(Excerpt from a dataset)
··········
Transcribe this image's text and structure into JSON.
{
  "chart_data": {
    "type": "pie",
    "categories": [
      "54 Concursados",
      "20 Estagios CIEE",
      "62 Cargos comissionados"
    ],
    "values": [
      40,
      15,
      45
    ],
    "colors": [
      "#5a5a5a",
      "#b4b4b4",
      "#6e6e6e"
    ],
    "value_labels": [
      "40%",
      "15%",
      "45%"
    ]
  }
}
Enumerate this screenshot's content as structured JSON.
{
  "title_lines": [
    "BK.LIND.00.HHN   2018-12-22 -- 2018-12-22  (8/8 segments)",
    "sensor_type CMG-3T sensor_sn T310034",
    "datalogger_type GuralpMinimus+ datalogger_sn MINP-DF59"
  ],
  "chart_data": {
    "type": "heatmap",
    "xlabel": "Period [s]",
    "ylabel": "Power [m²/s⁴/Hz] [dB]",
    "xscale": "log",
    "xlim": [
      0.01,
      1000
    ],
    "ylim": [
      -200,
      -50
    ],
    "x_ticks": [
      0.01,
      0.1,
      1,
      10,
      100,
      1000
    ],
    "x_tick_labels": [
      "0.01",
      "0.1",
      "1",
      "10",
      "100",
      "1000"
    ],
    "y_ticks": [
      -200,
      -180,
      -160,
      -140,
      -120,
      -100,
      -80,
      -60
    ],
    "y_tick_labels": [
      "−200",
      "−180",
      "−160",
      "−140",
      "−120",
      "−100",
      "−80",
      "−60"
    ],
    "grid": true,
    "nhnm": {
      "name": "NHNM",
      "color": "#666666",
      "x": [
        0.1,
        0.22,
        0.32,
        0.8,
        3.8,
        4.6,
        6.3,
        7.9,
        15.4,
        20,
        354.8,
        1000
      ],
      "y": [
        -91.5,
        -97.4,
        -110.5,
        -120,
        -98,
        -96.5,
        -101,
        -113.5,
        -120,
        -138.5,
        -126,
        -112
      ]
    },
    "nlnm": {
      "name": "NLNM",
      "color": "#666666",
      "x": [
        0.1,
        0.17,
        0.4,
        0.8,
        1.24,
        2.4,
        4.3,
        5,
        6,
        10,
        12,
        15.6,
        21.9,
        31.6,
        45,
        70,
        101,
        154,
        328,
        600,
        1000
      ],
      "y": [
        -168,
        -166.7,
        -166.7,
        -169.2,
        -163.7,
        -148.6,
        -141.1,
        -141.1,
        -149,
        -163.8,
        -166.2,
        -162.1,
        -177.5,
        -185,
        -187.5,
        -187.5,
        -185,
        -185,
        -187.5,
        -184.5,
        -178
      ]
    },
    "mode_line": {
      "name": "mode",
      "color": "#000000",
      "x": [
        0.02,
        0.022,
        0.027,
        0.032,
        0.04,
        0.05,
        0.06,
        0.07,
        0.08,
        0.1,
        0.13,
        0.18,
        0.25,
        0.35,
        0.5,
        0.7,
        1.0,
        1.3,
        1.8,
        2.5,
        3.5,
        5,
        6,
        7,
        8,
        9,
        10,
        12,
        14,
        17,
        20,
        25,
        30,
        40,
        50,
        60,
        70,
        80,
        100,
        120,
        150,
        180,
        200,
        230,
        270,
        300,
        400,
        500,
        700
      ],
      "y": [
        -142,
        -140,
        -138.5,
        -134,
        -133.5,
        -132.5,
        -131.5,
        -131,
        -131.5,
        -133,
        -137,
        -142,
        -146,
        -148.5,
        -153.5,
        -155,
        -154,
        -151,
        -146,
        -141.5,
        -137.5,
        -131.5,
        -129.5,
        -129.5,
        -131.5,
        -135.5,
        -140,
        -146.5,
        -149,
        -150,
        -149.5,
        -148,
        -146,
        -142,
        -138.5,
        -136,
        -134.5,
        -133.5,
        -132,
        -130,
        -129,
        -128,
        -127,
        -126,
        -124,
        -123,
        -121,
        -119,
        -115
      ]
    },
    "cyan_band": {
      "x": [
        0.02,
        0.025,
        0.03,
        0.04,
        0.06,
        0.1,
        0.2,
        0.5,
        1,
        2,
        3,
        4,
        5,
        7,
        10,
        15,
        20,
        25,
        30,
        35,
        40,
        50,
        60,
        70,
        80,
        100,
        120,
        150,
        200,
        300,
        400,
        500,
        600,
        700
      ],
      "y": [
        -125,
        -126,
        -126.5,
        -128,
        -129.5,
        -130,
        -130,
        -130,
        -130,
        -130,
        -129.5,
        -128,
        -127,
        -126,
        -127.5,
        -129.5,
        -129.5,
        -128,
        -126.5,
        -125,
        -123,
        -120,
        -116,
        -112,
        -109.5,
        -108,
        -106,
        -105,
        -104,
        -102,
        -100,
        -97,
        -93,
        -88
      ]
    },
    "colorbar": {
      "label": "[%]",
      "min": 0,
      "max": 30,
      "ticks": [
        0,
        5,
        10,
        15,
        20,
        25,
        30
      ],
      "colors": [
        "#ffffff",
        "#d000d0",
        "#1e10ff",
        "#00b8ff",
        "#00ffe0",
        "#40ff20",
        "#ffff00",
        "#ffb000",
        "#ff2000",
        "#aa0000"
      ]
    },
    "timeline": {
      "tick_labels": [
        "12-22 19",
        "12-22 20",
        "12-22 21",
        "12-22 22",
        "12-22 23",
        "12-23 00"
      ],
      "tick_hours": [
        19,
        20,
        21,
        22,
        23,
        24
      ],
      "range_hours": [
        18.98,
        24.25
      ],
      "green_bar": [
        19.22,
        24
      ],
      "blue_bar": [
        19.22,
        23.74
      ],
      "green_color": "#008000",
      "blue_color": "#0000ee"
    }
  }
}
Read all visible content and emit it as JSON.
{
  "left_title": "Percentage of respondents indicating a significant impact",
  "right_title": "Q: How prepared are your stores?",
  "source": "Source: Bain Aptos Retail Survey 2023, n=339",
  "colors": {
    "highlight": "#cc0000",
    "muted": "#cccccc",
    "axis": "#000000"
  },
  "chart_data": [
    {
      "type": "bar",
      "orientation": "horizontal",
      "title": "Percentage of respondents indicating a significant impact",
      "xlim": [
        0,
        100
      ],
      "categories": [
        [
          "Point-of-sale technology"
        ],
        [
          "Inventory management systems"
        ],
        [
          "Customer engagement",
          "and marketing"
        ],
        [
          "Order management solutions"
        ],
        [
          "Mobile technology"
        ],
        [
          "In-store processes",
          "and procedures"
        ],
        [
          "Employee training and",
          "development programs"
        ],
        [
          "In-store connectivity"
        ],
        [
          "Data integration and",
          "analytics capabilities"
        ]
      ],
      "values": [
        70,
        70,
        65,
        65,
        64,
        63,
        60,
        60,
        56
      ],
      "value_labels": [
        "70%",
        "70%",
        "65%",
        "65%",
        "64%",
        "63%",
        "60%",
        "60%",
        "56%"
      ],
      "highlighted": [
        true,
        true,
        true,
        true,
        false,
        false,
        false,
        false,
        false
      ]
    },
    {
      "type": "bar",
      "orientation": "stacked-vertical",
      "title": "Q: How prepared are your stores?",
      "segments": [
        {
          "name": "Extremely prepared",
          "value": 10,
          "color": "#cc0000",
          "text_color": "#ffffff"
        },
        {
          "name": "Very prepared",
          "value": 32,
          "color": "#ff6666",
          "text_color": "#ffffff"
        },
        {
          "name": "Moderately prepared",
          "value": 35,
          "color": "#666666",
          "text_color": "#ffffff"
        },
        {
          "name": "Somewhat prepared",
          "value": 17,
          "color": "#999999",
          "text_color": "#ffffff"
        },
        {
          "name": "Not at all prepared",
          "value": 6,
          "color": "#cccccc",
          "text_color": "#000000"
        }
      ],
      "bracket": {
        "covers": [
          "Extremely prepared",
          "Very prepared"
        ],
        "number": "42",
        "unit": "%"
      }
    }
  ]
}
··········
Extract, word for word, each line of the listing above.

→ TASK RESPONSE:
Transcribe this image's text and structure into JSON.
{
  "chart_data": {
    "type": "pie",
    "categories": [
      "54 Concursados",
      "20 Estagios CIEE",
      "62 Cargos comissionados"
    ],
    "values": [
      40,
      15,
      45
    ],
    "colors": [
      "#5a5a5a",
      "#b4b4b4",
      "#6e6e6e"
    ],
    "value_labels": [
      "40%",
      "15%",
      "45%"
    ]
  }
}
Enumerate this screenshot's content as structured JSON.
{
  "title_lines": [
    "BK.LIND.00.HHN   2018-12-22 -- 2018-12-22  (8/8 segments)",
    "sensor_type CMG-3T sensor_sn T310034",
    "datalogger_type GuralpMinimus+ datalogger_sn MINP-DF59"
  ],
  "chart_data": {
    "type": "heatmap",
    "xlabel": "Period [s]",
    "ylabel": "Power [m²/s⁴/Hz] [dB]",
    "xscale": "log",
    "xlim": [
      0.01,
      1000
    ],
    "ylim": [
      -200,
      -50
    ],
    "x_ticks": [
      0.01,
      0.1,
      1,
      10,
      100,
      1000
    ],
    "x_tick_labels": [
      "0.01",
      "0.1",
      "1",
      "10",
      "100",
      "1000"
    ],
    "y_ticks": [
      -200,
      -180,
      -160,
      -140,
      -120,
      -100,
      -80,
      -60
    ],
    "y_tick_labels": [
      "−200",
      "−180",
      "−160",
      "−140",
      "−120",
      "−100",
      "−80",
      "−60"
    ],
    "grid": true,
    "nhnm": {
      "name": "NHNM",
      "color": "#666666",
      "x": [
        0.1,
        0.22,
        0.32,
        0.8,
        3.8,
        4.6,
        6.3,
        7.9,
        15.4,
        20,
        354.8,
        1000
      ],
      "y": [
        -91.5,
        -97.4,
        -110.5,
        -120,
        -98,
        -96.5,
        -101,
        -113.5,
        -120,
        -138.5,
        -126,
        -112
      ]
    },
    "nlnm": {
      "name": "NLNM",
      "color": "#666666",
      "x": [
        0.1,
        0.17,
        0.4,
        0.8,
        1.24,
        2.4,
        4.3,
        5,
        6,
        10,
        12,
        15.6,
        21.9,
        31.6,
        45,
        70,
        101,
        154,
        328,
        600,
        1000
      ],
      "y": [
        -168,
        -166.7,
        -166.7,
        -169.2,
        -163.7,
        -148.6,
        -141.1,
        -141.1,
        -149,
        -163.8,
        -166.2,
        -162.1,
        -177.5,
        -185,
        -187.5,
        -187.5,
        -185,
        -185,
        -187.5,
        -184.5,
        -178
      ]
    },
    "mode_line": {
      "name": "mode",
      "color": "#000000",
      "x": [
        0.02,
        0.022,
        0.027,
        0.032,
        0.04,
        0.05,
        0.06,
        0.07,
        0.08,
        0.1,
        0.13,
        0.18,
        0.25,
        0.35,
        0.5,
        0.7,
        1.0,
        1.3,
        1.8,
        2.5,
        3.5,
        5,
        6,
        7,
        8,
        9,
        10,
        12,
        14,
        17,
        20,
        25,
        30,
        40,
        50,
        60,
        70,
        80,
        100,
        120,
        150,
        180,
        200,
        230,
        270,
        300,
        400,
        500,
        700
      ],
      "y": [
        -142,
        -140,
        -138.5,
        -134,
        -133.5,
        -132.5,
        -131.5,
        -131,
        -131.5,
        -133,
        -137,
        -142,
        -146,
        -148.5,
        -153.5,
        -155,
        -154,
        -151,
        -146,
        -141.5,
        -137.5,
        -131.5,
        -129.5,
        -129.5,
        -131.5,
        -135.5,
        -140,
        -146.5,
        -149,
        -150,
        -149.5,
        -148,
        -146,
        -142,
        -138.5,
        -136,
        -134.5,
        -133.5,
        -132,
        -130,
        -129,
        -128,
        -127,
        -126,
        -124,
        -123,
        -121,
        -119,
        -115
      ]
    },
    "cyan_band": {
      "x": [
        0.02,
        0.025,
        0.03,
        0.04,
        0.06,
        0.1,
        0.2,
        0.5,
        1,
        2,
        3,
        4,
        5,
        7,
        10,
        15,
        20,
        25,
        30,
        35,
        40,
        50,
        60,
        70,
        80,
        100,
        120,
        150,
        200,
        300,
        400,
        500,
        600,
        700
      ],
      "y": [
        -125,
        -126,
        -126.5,
        -128,
        -129.5,
        -130,
        -130,
        -130,
        -130,
        -130,
        -129.5,
        -128,
        -127,
        -126,
        -127.5,
        -129.5,
        -129.5,
        -128,
        -126.5,
        -125,
        -123,
        -120,
        -116,
        -112,
        -109.5,
        -108,
        -106,
        -105,
        -104,
        -102,
        -100,
        -97,
        -93,
        -88
      ]
    },
    "colorbar": {
      "label": "[%]",
      "min": 0,
      "max": 30,
      "ticks": [
        0,
        5,
        10,
        15,
        20,
        25,
        30
      ],
      "colors": [
        "#ffffff",
        "#d000d0",
        "#1e10ff",
        "#00b8ff",
        "#00ffe0",
        "#40ff20",
        "#ffff00",
        "#ffb000",
        "#ff2000",
        "#aa0000"
      ]
    },
    "timeline": {
      "tick_labels": [
        "12-22 19",
        "12-22 20",
        "12-22 21",
        "12-22 22",
        "12-22 23",
        "12-23 00"
      ],
      "tick_hours": [
        19,
        20,
        21,
        22,
        23,
        24
      ],
      "range_hours": [
        18.98,
        24.25
      ],
      "green_bar": [
        19.22,
        24
      ],
      "blue_bar": [
        19.22,
        23.74
      ],
      "green_color": "#008000",
      "blue_color": "#0000ee"
    }
  }
}
Read all visible content and emit it as JSON.
{
  "left_title": "Percentage of respondents indicating a significant impact",
  "right_title": "Q: How prepared are your stores?",
  "source": "Source: Bain Aptos Retail Survey 2023, n=339",
  "colors": {
    "highlight": "#cc0000",
    "muted": "#cccccc",
    "axis": "#000000"
  },
  "chart_data": [
    {
      "type": "bar",
      "orientation": "horizontal",
      "title": "Percentage of respondents indicating a significant impact",
      "xlim": [
        0,
        100
      ],
      "categories": [
        [
          "Point-of-sale technology"
        ],
        [
          "Inventory management systems"
        ],
        [
          "Customer engagement",
          "and marketing"
        ],
        [
          "Order management solutions"
        ],
        [
          "Mobile technology"
        ],
        [
          "In-store processes",
          "and procedures"
        ],
        [
          "Employee training and",
          "development programs"
        ],
        [
          "In-store connectivity"
        ],
        [
          "Data integration and",
          "analytics capabilities"
        ]
      ],
      "values": [
        70,
        70,
        65,
        65,
        64,
        63,
        60,
        60,
        56
      ],
      "value_labels": [
        "70%",
        "70%",
        "65%",
        "65%",
        "64%",
        "63%",
        "60%",
        "60%",
        "56%"
      ],
      "highlighted": [
        true,
        true,
        true,
        true,
        false,
        false,
        false,
        false,
        false
      ]
    },
    {
      "type": "bar",
      "orientation": "stacked-vertical",
      "title": "Q: How prepared are your stores?",
      "segments": [
        {
          "name": "Extremely prepared",
          "value": 10,
          "color": "#cc0000",
          "text_color": "#ffffff"
        },
        {
          "name": "Very prepared",
          "value": 32,
          "color": "#ff6666",
          "text_color": "#ffffff"
        },
        {
          "name": "Moderately prepared",
          "value": 35,
          "color": "#666666",
          "text_color": "#ffffff"
        },
        {
          "name": "Somewhat prepared",
          "value": 17,
          "color": "#999999",
          "text_color": "#ffffff"
        },
        {
          "name": "Not at all prepared",
          "value": 6,
          "color": "#cccccc",
          "text_color": "#000000"
        }
      ],
      "bracket": {
        "covers": [
          "Extremely prepared",
          "Very prepared"
        ],
        "number": "42",
        "unit": "%"
      }
    }
  ]
}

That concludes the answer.